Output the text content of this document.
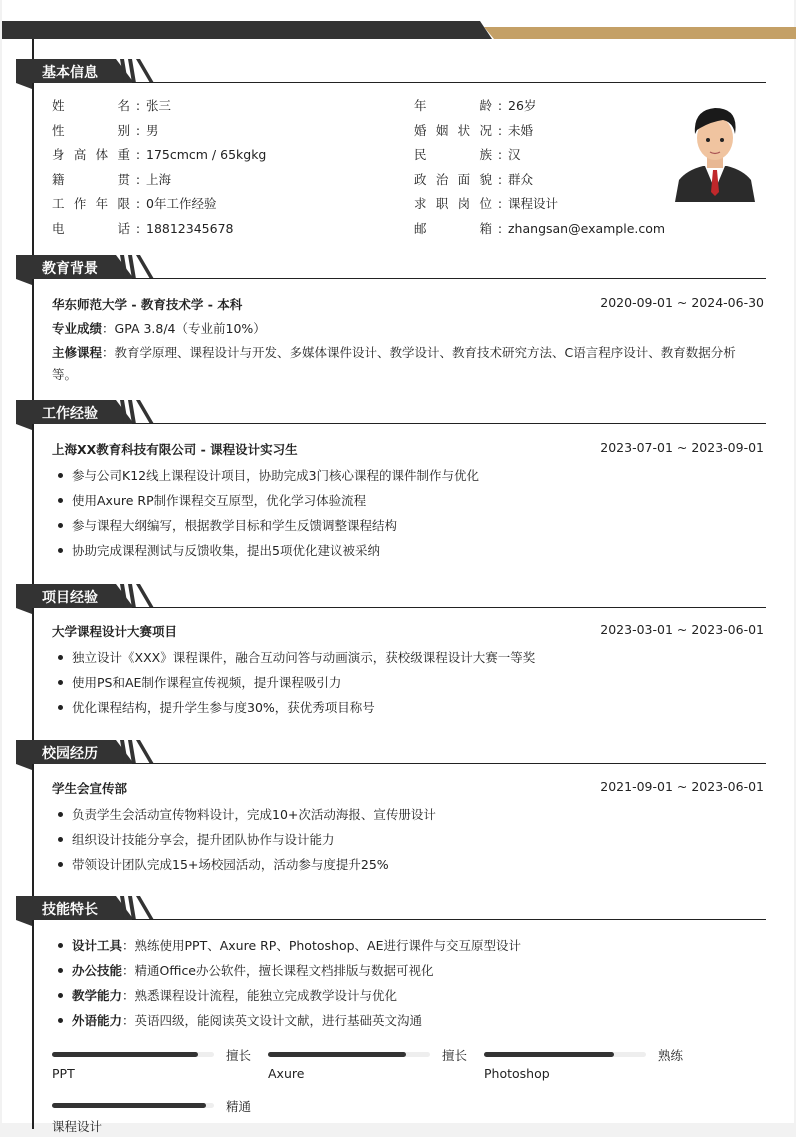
基本信息
教育背景
工作经验
项目经验
校园经历
技能特长
姓名 : 张三	年龄 : 26岁
性别 : 男	婚姻状况 : 未婚
身高体重 : 175cmcm / 65kgkg	民族 : 汉
籍贯 : 上海	政治面貌 : 群众
工作年限 : 0年工作经验	求职岗位 : 课程设计
电话 : 18812345678	邮箱 : zhangsan@example.com
华东师范大学 - 教育技术学 - 本科	2020-09-01 ~ 2024-06-30
专业成绩：GPA 3.8/4（专业前10%）
主修课程：教育学原理、课程设计与开发、多媒体课件设计、教学设计、教育技术研究方法、C语言程序设计、教育数据分析
等。
上海XX教育科技有限公司 - 课程设计实习生	2023-07-01 ~ 2023-09-01
参与公司K12线上课程设计项目，协助完成3门核心课程的课件制作与优化
使用Axure RP制作课程交互原型，优化学习体验流程
参与课程大纲编写，根据教学目标和学生反馈调整课程结构
协助完成课程测试与反馈收集，提出5项优化建议被采纳
大学课程设计大赛项目	2023-03-01 ~ 2023-06-01
独立设计《XXX》课程课件，融合互动问答与动画演示，获校级课程设计大赛一等奖
使用PS和AE制作课程宣传视频，提升课程吸引力
优化课程结构，提升学生参与度30%，获优秀项目称号
学生会宣传部	2021-09-01 ~ 2023-06-01
负责学生会活动宣传物料设计，完成10+次活动海报、宣传册设计
组织设计技能分享会，提升团队协作与设计能力
带领设计团队完成15+场校园活动，活动参与度提升25%
设计工具：熟练使用PPT、Axure RP、Photoshop、AE进行课件与交互原型设计
办公技能：精通Office办公软件，擅长课程文档排版与数据可视化
教学能力：熟悉课程设计流程，能独立完成教学设计与优化
外语能力：英语四级，能阅读英文设计文献，进行基础英文沟通
擅长
PPT
擅长
Axure
熟练
Photoshop
精通
课程设计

**Task requirements:** Pick out the lines that contain "Photoshop" and copy them.

**Response:**
设计工具：熟练使用PPT、Axure RP、Photoshop、AE进行课件与交互原型设计
Photoshop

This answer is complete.